- Set exercise -
Every line of the material below must be repeated exactly.

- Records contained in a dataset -

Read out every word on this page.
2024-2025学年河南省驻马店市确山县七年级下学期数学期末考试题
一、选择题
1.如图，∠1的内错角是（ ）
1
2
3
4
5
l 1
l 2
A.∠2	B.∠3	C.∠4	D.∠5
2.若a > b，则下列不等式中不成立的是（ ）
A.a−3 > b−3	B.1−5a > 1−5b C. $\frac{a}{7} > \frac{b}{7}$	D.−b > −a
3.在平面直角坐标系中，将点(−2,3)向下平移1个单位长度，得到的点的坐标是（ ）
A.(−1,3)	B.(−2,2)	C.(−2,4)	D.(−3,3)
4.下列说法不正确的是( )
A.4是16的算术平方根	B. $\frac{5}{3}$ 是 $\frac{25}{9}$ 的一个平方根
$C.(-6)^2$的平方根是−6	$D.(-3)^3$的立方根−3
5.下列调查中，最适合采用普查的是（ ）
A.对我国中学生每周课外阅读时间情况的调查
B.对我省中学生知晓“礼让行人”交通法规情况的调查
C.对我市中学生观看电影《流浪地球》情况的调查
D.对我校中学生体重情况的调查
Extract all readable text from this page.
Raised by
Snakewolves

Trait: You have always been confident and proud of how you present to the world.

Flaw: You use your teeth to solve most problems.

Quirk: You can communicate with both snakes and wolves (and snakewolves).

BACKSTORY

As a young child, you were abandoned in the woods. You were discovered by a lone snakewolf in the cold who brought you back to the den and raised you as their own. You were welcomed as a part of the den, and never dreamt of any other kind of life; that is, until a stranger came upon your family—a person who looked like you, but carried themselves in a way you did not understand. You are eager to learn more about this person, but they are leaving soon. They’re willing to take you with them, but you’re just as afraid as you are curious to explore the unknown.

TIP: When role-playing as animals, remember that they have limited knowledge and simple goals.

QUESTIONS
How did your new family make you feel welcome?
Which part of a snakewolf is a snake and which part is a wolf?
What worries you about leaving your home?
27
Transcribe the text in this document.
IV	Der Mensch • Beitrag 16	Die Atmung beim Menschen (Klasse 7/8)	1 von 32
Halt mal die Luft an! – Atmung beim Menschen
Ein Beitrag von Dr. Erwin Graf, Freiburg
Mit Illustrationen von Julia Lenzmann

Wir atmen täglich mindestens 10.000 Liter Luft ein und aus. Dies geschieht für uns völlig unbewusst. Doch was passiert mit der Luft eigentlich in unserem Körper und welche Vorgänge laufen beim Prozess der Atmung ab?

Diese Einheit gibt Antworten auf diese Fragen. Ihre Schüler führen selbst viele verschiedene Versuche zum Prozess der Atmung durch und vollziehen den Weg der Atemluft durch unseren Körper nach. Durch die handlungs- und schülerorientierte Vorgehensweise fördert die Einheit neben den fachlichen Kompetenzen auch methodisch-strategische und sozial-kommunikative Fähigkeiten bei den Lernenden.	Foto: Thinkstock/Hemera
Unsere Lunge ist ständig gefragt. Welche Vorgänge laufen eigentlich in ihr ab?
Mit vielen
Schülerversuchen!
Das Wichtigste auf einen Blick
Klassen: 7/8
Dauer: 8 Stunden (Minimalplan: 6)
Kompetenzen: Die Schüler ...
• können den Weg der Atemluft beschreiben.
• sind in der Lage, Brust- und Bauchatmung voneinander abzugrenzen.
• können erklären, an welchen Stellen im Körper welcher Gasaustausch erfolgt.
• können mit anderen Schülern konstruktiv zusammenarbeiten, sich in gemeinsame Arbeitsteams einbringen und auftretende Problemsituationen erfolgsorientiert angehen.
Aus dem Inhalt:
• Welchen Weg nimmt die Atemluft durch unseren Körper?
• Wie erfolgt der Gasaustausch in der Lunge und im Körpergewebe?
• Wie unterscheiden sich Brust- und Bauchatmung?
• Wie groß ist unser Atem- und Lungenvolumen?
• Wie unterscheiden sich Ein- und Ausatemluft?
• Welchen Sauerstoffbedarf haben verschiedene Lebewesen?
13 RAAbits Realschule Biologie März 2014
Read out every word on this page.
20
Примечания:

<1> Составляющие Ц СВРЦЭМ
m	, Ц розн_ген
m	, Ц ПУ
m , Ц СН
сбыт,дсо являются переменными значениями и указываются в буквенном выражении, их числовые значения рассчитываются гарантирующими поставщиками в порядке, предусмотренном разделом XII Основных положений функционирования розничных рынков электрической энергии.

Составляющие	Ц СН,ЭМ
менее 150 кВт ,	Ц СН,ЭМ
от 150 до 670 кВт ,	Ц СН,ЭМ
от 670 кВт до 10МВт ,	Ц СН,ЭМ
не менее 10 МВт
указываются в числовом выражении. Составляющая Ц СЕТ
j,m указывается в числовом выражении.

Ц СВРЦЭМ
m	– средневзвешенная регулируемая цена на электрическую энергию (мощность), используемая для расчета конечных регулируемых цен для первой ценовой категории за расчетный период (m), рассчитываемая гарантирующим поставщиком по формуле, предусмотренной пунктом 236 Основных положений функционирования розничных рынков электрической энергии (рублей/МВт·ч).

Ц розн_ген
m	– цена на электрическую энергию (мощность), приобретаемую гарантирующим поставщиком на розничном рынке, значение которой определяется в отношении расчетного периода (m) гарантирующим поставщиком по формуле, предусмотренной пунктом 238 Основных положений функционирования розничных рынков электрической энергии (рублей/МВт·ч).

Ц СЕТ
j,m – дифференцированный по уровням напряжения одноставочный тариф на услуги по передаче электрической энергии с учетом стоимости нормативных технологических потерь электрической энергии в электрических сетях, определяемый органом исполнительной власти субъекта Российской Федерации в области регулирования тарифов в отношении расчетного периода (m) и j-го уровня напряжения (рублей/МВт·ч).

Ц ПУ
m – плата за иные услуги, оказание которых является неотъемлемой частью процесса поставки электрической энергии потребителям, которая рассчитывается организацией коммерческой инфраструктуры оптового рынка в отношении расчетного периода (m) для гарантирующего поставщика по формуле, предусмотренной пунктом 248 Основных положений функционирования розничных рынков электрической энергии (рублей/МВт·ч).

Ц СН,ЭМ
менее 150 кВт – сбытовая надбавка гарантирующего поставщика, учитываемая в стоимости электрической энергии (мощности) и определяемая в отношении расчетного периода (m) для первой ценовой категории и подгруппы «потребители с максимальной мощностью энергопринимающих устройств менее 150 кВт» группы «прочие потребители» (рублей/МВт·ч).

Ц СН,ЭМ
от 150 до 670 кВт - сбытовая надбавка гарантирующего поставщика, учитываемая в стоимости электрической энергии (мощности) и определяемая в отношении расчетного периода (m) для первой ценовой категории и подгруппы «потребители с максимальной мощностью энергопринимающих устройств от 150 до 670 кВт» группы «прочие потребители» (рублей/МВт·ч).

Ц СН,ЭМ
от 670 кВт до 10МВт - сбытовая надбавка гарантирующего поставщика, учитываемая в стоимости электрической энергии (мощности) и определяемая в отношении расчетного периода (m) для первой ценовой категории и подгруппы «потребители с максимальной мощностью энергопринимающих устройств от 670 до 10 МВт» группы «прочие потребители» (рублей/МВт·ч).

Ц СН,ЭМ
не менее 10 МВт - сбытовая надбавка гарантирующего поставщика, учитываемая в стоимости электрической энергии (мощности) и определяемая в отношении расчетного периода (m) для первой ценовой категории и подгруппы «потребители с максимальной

- Written solution -
Read out every word on this page.
2024-2025学年河南省驻马店市确山县七年级下学期数学期末考试题
一、选择题
1.如图，∠1的内错角是（ ）
1
2
3
4
5
l 1
l 2
A.∠2	B.∠3	C.∠4	D.∠5
2.若a > b，则下列不等式中不成立的是（ ）
A.a−3 > b−3	B.1−5a > 1−5b C. $\frac{a}{7} > \frac{b}{7}$	D.−b > −a
3.在平面直角坐标系中，将点(−2,3)向下平移1个单位长度，得到的点的坐标是（ ）
A.(−1,3)	B.(−2,2)	C.(−2,4)	D.(−3,3)
4.下列说法不正确的是( )
A.4是16的算术平方根	B. $\frac{5}{3}$ 是 $\frac{25}{9}$ 的一个平方根
$C.(-6)^2$的平方根是−6	$D.(-3)^3$的立方根−3
5.下列调查中，最适合采用普查的是（ ）
A.对我国中学生每周课外阅读时间情况的调查
B.对我省中学生知晓“礼让行人”交通法规情况的调查
C.对我市中学生观看电影《流浪地球》情况的调查
D.对我校中学生体重情况的调查
Extract all readable text from this page.
Raised by
Snakewolves

Trait: You have always been confident and proud of how you present to the world.

Flaw: You use your teeth to solve most problems.

Quirk: You can communicate with both snakes and wolves (and snakewolves).

BACKSTORY

As a young child, you were abandoned in the woods. You were discovered by a lone snakewolf in the cold who brought you back to the den and raised you as their own. You were welcomed as a part of the den, and never dreamt of any other kind of life; that is, until a stranger came upon your family—a person who looked like you, but carried themselves in a way you did not understand. You are eager to learn more about this person, but they are leaving soon. They’re willing to take you with them, but you’re just as afraid as you are curious to explore the unknown.

TIP: When role-playing as animals, remember that they have limited knowledge and simple goals.

QUESTIONS
How did your new family make you feel welcome?
Which part of a snakewolf is a snake and which part is a wolf?
What worries you about leaving your home?
27
Transcribe the text in this document.
IV	Der Mensch • Beitrag 16	Die Atmung beim Menschen (Klasse 7/8)	1 von 32
Halt mal die Luft an! – Atmung beim Menschen
Ein Beitrag von Dr. Erwin Graf, Freiburg
Mit Illustrationen von Julia Lenzmann

Wir atmen täglich mindestens 10.000 Liter Luft ein und aus. Dies geschieht für uns völlig unbewusst. Doch was passiert mit der Luft eigentlich in unserem Körper und welche Vorgänge laufen beim Prozess der Atmung ab?

Diese Einheit gibt Antworten auf diese Fragen. Ihre Schüler führen selbst viele verschiedene Versuche zum Prozess der Atmung durch und vollziehen den Weg der Atemluft durch unseren Körper nach. Durch die handlungs- und schülerorientierte Vorgehensweise fördert die Einheit neben den fachlichen Kompetenzen auch methodisch-strategische und sozial-kommunikative Fähigkeiten bei den Lernenden.	Foto: Thinkstock/Hemera
Unsere Lunge ist ständig gefragt. Welche Vorgänge laufen eigentlich in ihr ab?
Mit vielen
Schülerversuchen!
Das Wichtigste auf einen Blick
Klassen: 7/8
Dauer: 8 Stunden (Minimalplan: 6)
Kompetenzen: Die Schüler ...
• können den Weg der Atemluft beschreiben.
• sind in der Lage, Brust- und Bauchatmung voneinander abzugrenzen.
• können erklären, an welchen Stellen im Körper welcher Gasaustausch erfolgt.
• können mit anderen Schülern konstruktiv zusammenarbeiten, sich in gemeinsame Arbeitsteams einbringen und auftretende Problemsituationen erfolgsorientiert angehen.
Aus dem Inhalt:
• Welchen Weg nimmt die Atemluft durch unseren Körper?
• Wie erfolgt der Gasaustausch in der Lunge und im Körpergewebe?
• Wie unterscheiden sich Brust- und Bauchatmung?
• Wie groß ist unser Atem- und Lungenvolumen?
• Wie unterscheiden sich Ein- und Ausatemluft?
• Welchen Sauerstoffbedarf haben verschiedene Lebewesen?
13 RAAbits Realschule Biologie März 2014
Read out every word on this page.
20
Примечания:

<1> Составляющие Ц СВРЦЭМ
m	, Ц розн_ген
m	, Ц ПУ
m , Ц СН
сбыт,дсо являются переменными значениями и указываются в буквенном выражении, их числовые значения рассчитываются гарантирующими поставщиками в порядке, предусмотренном разделом XII Основных положений функционирования розничных рынков электрической энергии.

Составляющие	Ц СН,ЭМ
менее 150 кВт ,	Ц СН,ЭМ
от 150 до 670 кВт ,	Ц СН,ЭМ
от 670 кВт до 10МВт ,	Ц СН,ЭМ
не менее 10 МВт
указываются в числовом выражении. Составляющая Ц СЕТ
j,m указывается в числовом выражении.

Ц СВРЦЭМ
m	– средневзвешенная регулируемая цена на электрическую энергию (мощность), используемая для расчета конечных регулируемых цен для первой ценовой категории за расчетный период (m), рассчитываемая гарантирующим поставщиком по формуле, предусмотренной пунктом 236 Основных положений функционирования розничных рынков электрической энергии (рублей/МВт·ч).

Ц розн_ген
m	– цена на электрическую энергию (мощность), приобретаемую гарантирующим поставщиком на розничном рынке, значение которой определяется в отношении расчетного периода (m) гарантирующим поставщиком по формуле, предусмотренной пунктом 238 Основных положений функционирования розничных рынков электрической энергии (рублей/МВт·ч).

Ц СЕТ
j,m – дифференцированный по уровням напряжения одноставочный тариф на услуги по передаче электрической энергии с учетом стоимости нормативных технологических потерь электрической энергии в электрических сетях, определяемый органом исполнительной власти субъекта Российской Федерации в области регулирования тарифов в отношении расчетного периода (m) и j-го уровня напряжения (рублей/МВт·ч).

Ц ПУ
m – плата за иные услуги, оказание которых является неотъемлемой частью процесса поставки электрической энергии потребителям, которая рассчитывается организацией коммерческой инфраструктуры оптового рынка в отношении расчетного периода (m) для гарантирующего поставщика по формуле, предусмотренной пунктом 248 Основных положений функционирования розничных рынков электрической энергии (рублей/МВт·ч).

Ц СН,ЭМ
менее 150 кВт – сбытовая надбавка гарантирующего поставщика, учитываемая в стоимости электрической энергии (мощности) и определяемая в отношении расчетного периода (m) для первой ценовой категории и подгруппы «потребители с максимальной мощностью энергопринимающих устройств менее 150 кВт» группы «прочие потребители» (рублей/МВт·ч).

Ц СН,ЭМ
от 150 до 670 кВт - сбытовая надбавка гарантирующего поставщика, учитываемая в стоимости электрической энергии (мощности) и определяемая в отношении расчетного периода (m) для первой ценовой категории и подгруппы «потребители с максимальной мощностью энергопринимающих устройств от 150 до 670 кВт» группы «прочие потребители» (рублей/МВт·ч).

Ц СН,ЭМ
от 670 кВт до 10МВт - сбытовая надбавка гарантирующего поставщика, учитываемая в стоимости электрической энергии (мощности) и определяемая в отношении расчетного периода (m) для первой ценовой категории и подгруппы «потребители с максимальной мощностью энергопринимающих устройств от 670 до 10 МВт» группы «прочие потребители» (рублей/МВт·ч).

Ц СН,ЭМ
не менее 10 МВт - сбытовая надбавка гарантирующего поставщика, учитываемая в стоимости электрической энергии (мощности) и определяемая в отношении расчетного периода (m) для первой ценовой категории и подгруппы «потребители с максимальной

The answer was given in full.